__Exercise brief__:
Repeat each entry word for word. Leave any images out of the copy.

__Entries__:
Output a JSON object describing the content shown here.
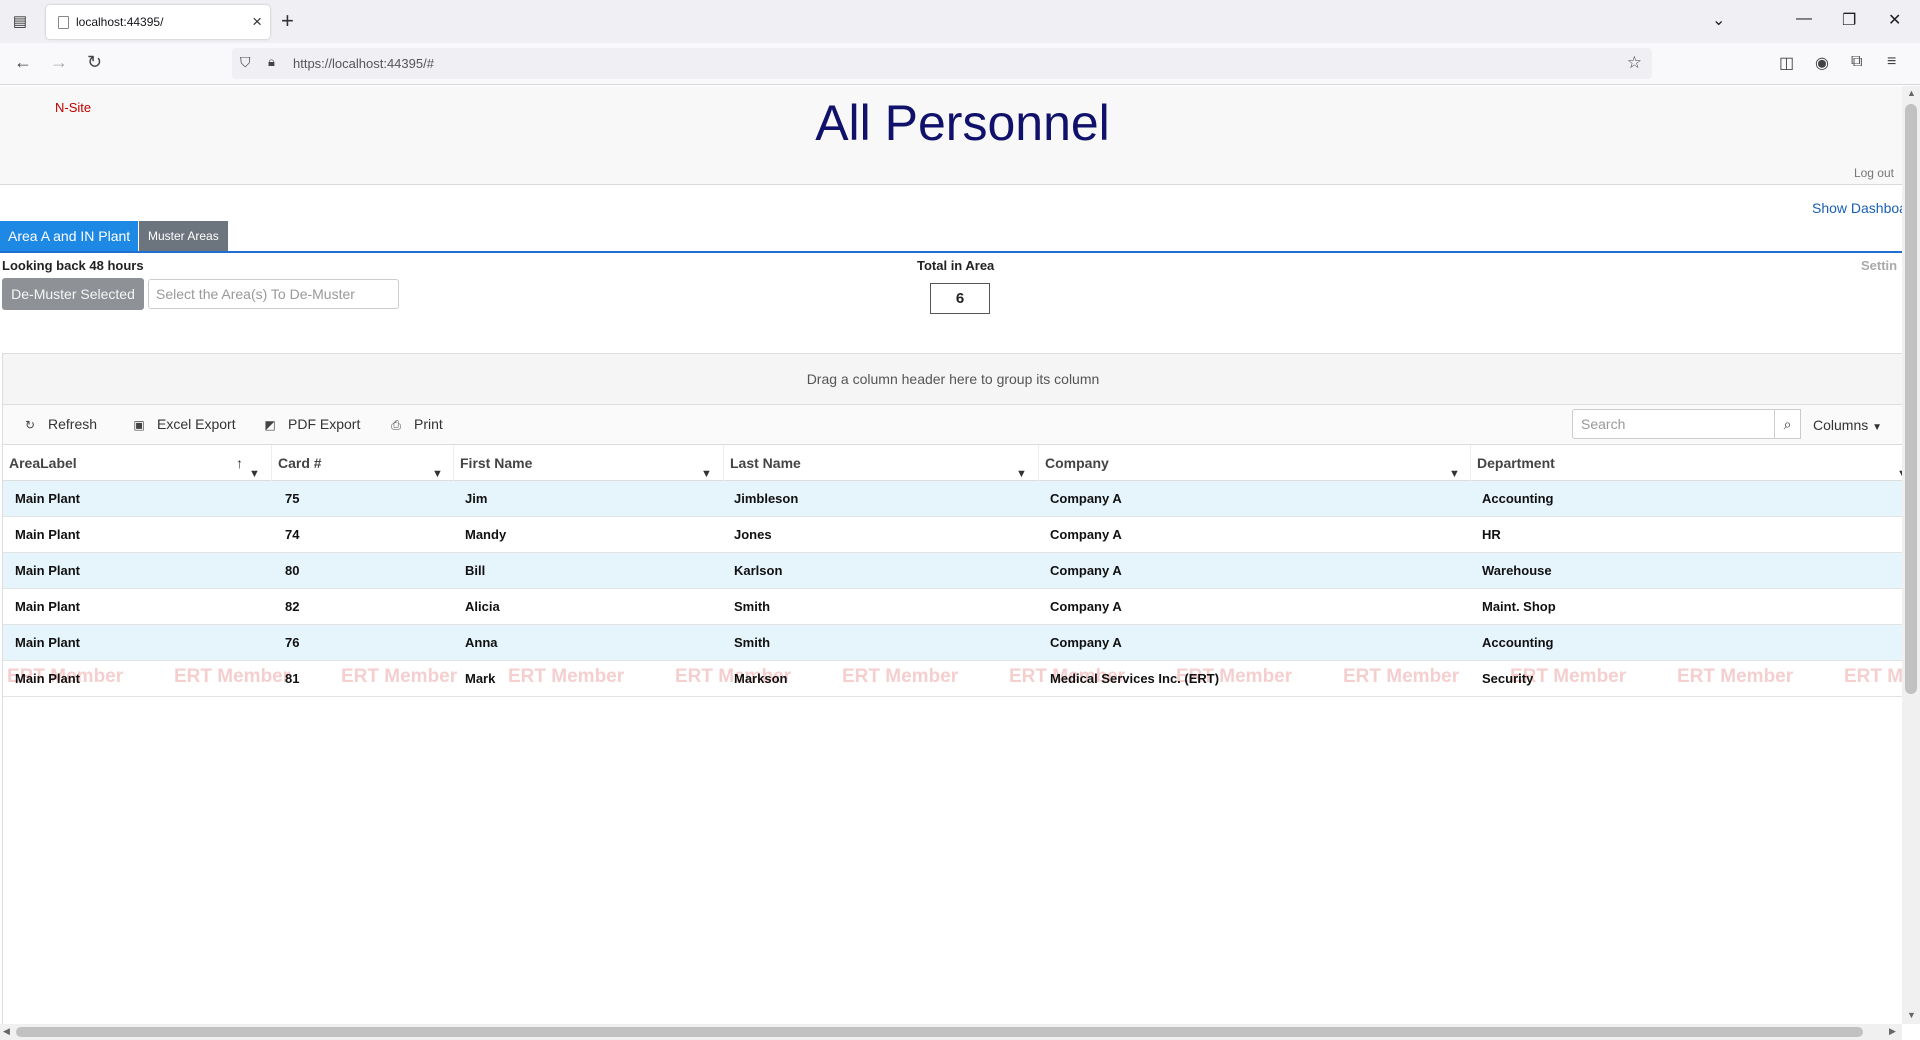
{
  "browser": {
    "tab_title": "localhost:44395/",
    "url": "https://localhost:44395/#"
  },
  "header": {
    "brand": "N-Site",
    "title": "All Personnel",
    "logout": "Log out"
  },
  "show_dashboard": "Show Dashboa",
  "tabs": [
    {
      "label": "Area A and IN Plant",
      "active": true
    },
    {
      "label": "Muster Areas",
      "active": false
    }
  ],
  "controls": {
    "lookback": "Looking back 48 hours",
    "demuster_button": "De-Muster Selected",
    "area_select_placeholder": "Select the Area(s) To De-Muster",
    "total_label": "Total in Area",
    "total_value": "6",
    "settings": "Settin"
  },
  "grid": {
    "group_panel": "Drag a column header here to group its column",
    "toolbar": {
      "refresh": "Refresh",
      "excel": "Excel Export",
      "pdf": "PDF Export",
      "print": "Print",
      "search_placeholder": "Search",
      "columns": "Columns"
    },
    "columns": [
      "AreaLabel",
      "Card #",
      "First Name",
      "Last Name",
      "Company",
      "Department"
    ],
    "rows": [
      [
        "Main Plant",
        "75",
        "Jim",
        "Jimbleson",
        "Company A",
        "Accounting"
      ],
      [
        "Main Plant",
        "74",
        "Mandy",
        "Jones",
        "Company A",
        "HR"
      ],
      [
        "Main Plant",
        "80",
        "Bill",
        "Karlson",
        "Company A",
        "Warehouse"
      ],
      [
        "Main Plant",
        "82",
        "Alicia",
        "Smith",
        "Company A",
        "Maint. Shop"
      ],
      [
        "Main Plant",
        "76",
        "Anna",
        "Smith",
        "Company A",
        "Accounting"
      ],
      [
        "Main Plant",
        "81",
        "Mark",
        "Markson",
        "Medical Services Inc. (ERT)",
        "Security"
      ]
    ],
    "watermark": "ERT Member"
  }
}
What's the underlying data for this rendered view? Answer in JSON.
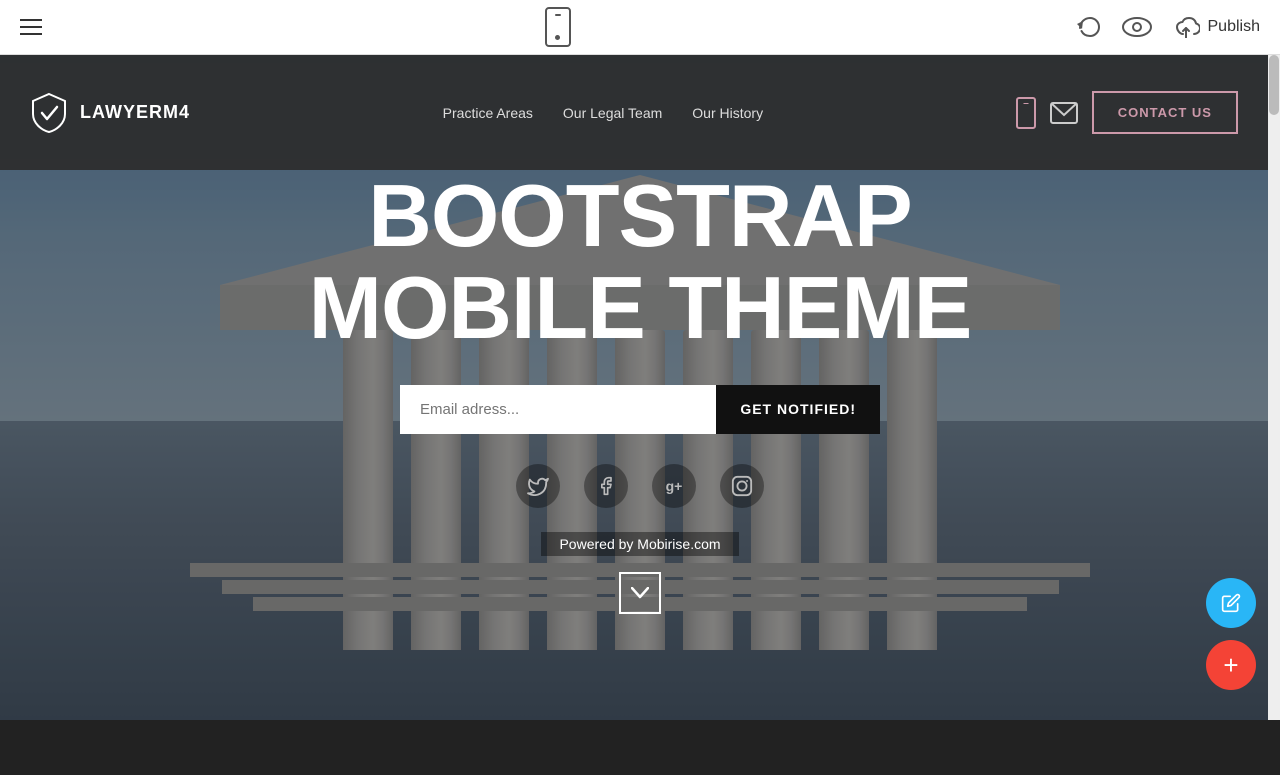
{
  "editor": {
    "publish_label": "Publish",
    "undo_title": "Undo",
    "preview_title": "Preview",
    "cloud_icon": "☁",
    "phone_icon": "📱"
  },
  "site": {
    "logo_name": "LAWYERM4",
    "nav_items": [
      {
        "label": "Practice Areas",
        "id": "practice-areas"
      },
      {
        "label": "Our Legal Team",
        "id": "our-legal-team"
      },
      {
        "label": "Our History",
        "id": "our-history"
      }
    ],
    "contact_btn": "CONTACT US"
  },
  "hero": {
    "title_line1": "BOOTSTRAP",
    "title_line2": "MOBILE THEME",
    "email_placeholder": "Email adress...",
    "notify_btn": "GET NOTIFIED!",
    "powered_by": "Powered by Mobirise.com"
  },
  "social": {
    "twitter": "𝕏",
    "facebook": "f",
    "google_plus": "g+",
    "instagram": "◻"
  },
  "fab": {
    "edit_icon": "✏",
    "add_icon": "+"
  }
}
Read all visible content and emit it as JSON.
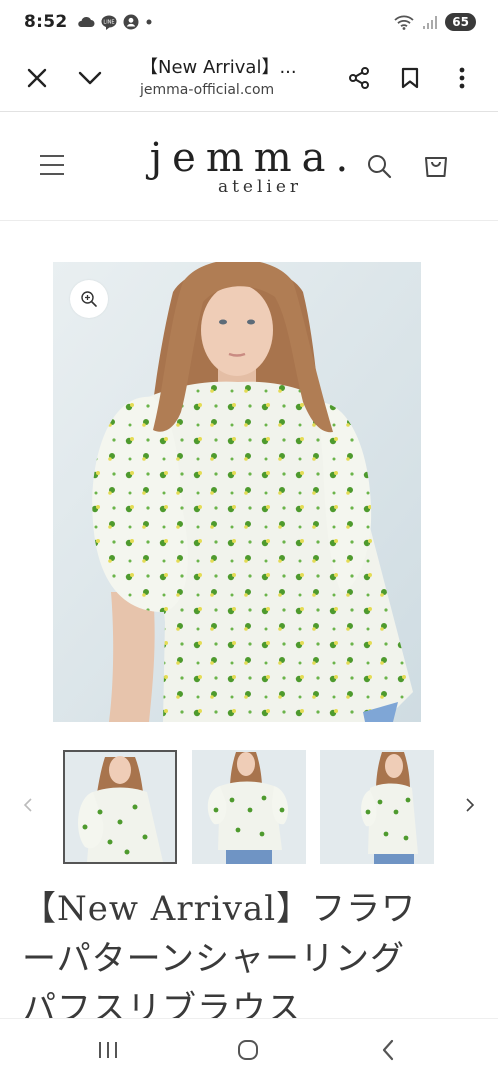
{
  "status_bar": {
    "time": "8:52",
    "battery": "65",
    "icons": [
      "cloud-icon",
      "line-icon",
      "account-icon",
      "dot-icon",
      "wifi-icon",
      "signal-icon"
    ]
  },
  "browser": {
    "title": "【New Arrival】...",
    "url": "jemma-official.com",
    "icons": [
      "close-icon",
      "chevron-down-icon",
      "share-icon",
      "bookmark-icon",
      "more-vert-icon"
    ]
  },
  "site": {
    "logo_main": "jemma.",
    "logo_sub": "atelier",
    "icons": [
      "menu-icon",
      "search-icon",
      "cart-icon"
    ]
  },
  "product": {
    "title_line1": "【New Arrival】フラワ",
    "title_line2": "ーパターンシャーリング",
    "title_line3": "パフスリブラウス",
    "thumbnail_count": 3,
    "active_thumbnail": 1
  },
  "colors": {
    "accent_green": "#4e9a2e",
    "flower_yellow": "#e4dc55",
    "blouse": "#f1f3ec",
    "backdrop": "#dde6ea"
  },
  "nav": {
    "icons": [
      "recents-icon",
      "home-icon",
      "back-icon"
    ]
  }
}
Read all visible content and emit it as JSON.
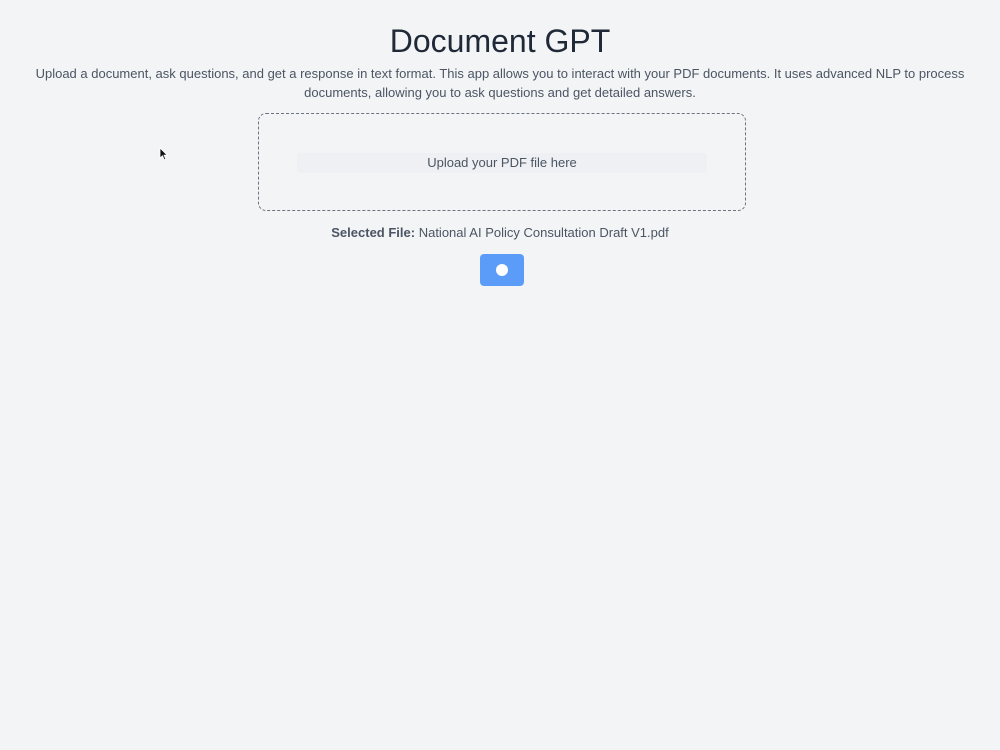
{
  "header": {
    "title": "Document GPT",
    "description": "Upload a document, ask questions, and get a response in text format. This app allows you to interact with your PDF documents. It uses advanced NLP to process documents, allowing you to ask questions and get detailed answers."
  },
  "upload": {
    "prompt": "Upload your PDF file here"
  },
  "selected_file": {
    "label": "Selected File:",
    "name": "National AI Policy Consultation Draft V1.pdf"
  },
  "submit": {
    "icon": "circle-dot-icon",
    "state": "loading"
  },
  "colors": {
    "background": "#f3f4f6",
    "accent": "#5b9cf8",
    "title": "#1f2937",
    "text": "#4b5563"
  },
  "pointer": {
    "icon": "mouse-pointer-icon"
  }
}
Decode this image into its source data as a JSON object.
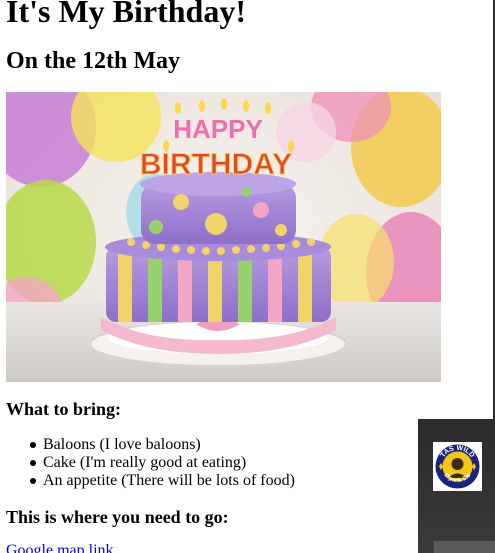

__Task result__:
Output a JSON object describing the content shown here.
{
  "browser": {
    "tab_title": "localhost:44395/",
    "url": "https://localhost:44395/#"
  },
  "header": {
    "brand": "N-Site",
    "title": "All Personnel",
    "logout": "Log out"
  },
  "show_dashboard": "Show Dashboa",
  "tabs": [
    {
      "label": "Area A and IN Plant",
      "active": true
    },
    {
      "label": "Muster Areas",
      "active": false
    }
  ],
  "controls": {
    "lookback": "Looking back 48 hours",
    "demuster_button": "De-Muster Selected",
    "area_select_placeholder": "Select the Area(s) To De-Muster",
    "total_label": "Total in Area",
    "total_value": "6",
    "settings": "Settin"
  },
  "grid": {
    "group_panel": "Drag a column header here to group its column",
    "toolbar": {
      "refresh": "Refresh",
      "excel": "Excel Export",
      "pdf": "PDF Export",
      "print": "Print",
      "search_placeholder": "Search",
      "columns": "Columns"
    },
    "columns": [
      "AreaLabel",
      "Card #",
      "First Name",
      "Last Name",
      "Company",
      "Department"
    ],
    "rows": [
      [
        "Main Plant",
        "75",
        "Jim",
        "Jimbleson",
        "Company A",
        "Accounting"
      ],
      [
        "Main Plant",
        "74",
        "Mandy",
        "Jones",
        "Company A",
        "HR"
      ],
      [
        "Main Plant",
        "80",
        "Bill",
        "Karlson",
        "Company A",
        "Warehouse"
      ],
      [
        "Main Plant",
        "82",
        "Alicia",
        "Smith",
        "Company A",
        "Maint. Shop"
      ],
      [
        "Main Plant",
        "76",
        "Anna",
        "Smith",
        "Company A",
        "Accounting"
      ],
      [
        "Main Plant",
        "81",
        "Mark",
        "Markson",
        "Medical Services Inc. (ERT)",
        "Security"
      ]
    ],
    "watermark": "ERT Member"
  }
}
What's the underlying data for this rendered view? Answer in JSON.
{
  "editor": {
    "publish_label": "Publish",
    "undo_title": "Undo",
    "preview_title": "Preview",
    "cloud_icon": "☁",
    "phone_icon": "📱"
  },
  "site": {
    "logo_name": "LAWYERM4",
    "nav_items": [
      {
        "label": "Practice Areas",
        "id": "practice-areas"
      },
      {
        "label": "Our Legal Team",
        "id": "our-legal-team"
      },
      {
        "label": "Our History",
        "id": "our-history"
      }
    ],
    "contact_btn": "CONTACT US"
  },
  "hero": {
    "title_line1": "BOOTSTRAP",
    "title_line2": "MOBILE THEME",
    "email_placeholder": "Email adress...",
    "notify_btn": "GET NOTIFIED!",
    "powered_by": "Powered by Mobirise.com"
  },
  "social": {
    "twitter": "𝕏",
    "facebook": "f",
    "google_plus": "g+",
    "instagram": "◻"
  },
  "fab": {
    "edit_icon": "✏",
    "add_icon": "+"
  }
}
Read all visible content and emit it as JSON.
{
  "status_bar": {
    "time": "8:52",
    "battery": "65",
    "icons": [
      "cloud-icon",
      "line-icon",
      "account-icon",
      "dot-icon",
      "wifi-icon",
      "signal-icon"
    ]
  },
  "browser": {
    "title": "【New Arrival】...",
    "url": "jemma-official.com",
    "icons": [
      "close-icon",
      "chevron-down-icon",
      "share-icon",
      "bookmark-icon",
      "more-vert-icon"
    ]
  },
  "site": {
    "logo_main": "jemma.",
    "logo_sub": "atelier",
    "icons": [
      "menu-icon",
      "search-icon",
      "cart-icon"
    ]
  },
  "product": {
    "title_line1": "【New Arrival】フラワ",
    "title_line2": "ーパターンシャーリング",
    "title_line3": "パフスリブラウス",
    "thumbnail_count": 3,
    "active_thumbnail": 1
  },
  "colors": {
    "accent_green": "#4e9a2e",
    "flower_yellow": "#e4dc55",
    "blouse": "#f1f3ec",
    "backdrop": "#dde6ea"
  },
  "nav": {
    "icons": [
      "recents-icon",
      "home-icon",
      "back-icon"
    ]
  }
}
Read all visible content and emit it as JSON.
{
  "header": {
    "title": "Document GPT",
    "description": "Upload a document, ask questions, and get a response in text format. This app allows you to interact with your PDF documents. It uses advanced NLP to process documents, allowing you to ask questions and get detailed answers."
  },
  "upload": {
    "prompt": "Upload your PDF file here"
  },
  "selected_file": {
    "label": "Selected File:",
    "name": "National AI Policy Consultation Draft V1.pdf"
  },
  "submit": {
    "icon": "circle-dot-icon",
    "state": "loading"
  },
  "colors": {
    "background": "#f3f4f6",
    "accent": "#5b9cf8",
    "title": "#1f2937",
    "text": "#4b5563"
  },
  "pointer": {
    "icon": "mouse-pointer-icon"
  }
}
Decode this image into its source data as a JSON object.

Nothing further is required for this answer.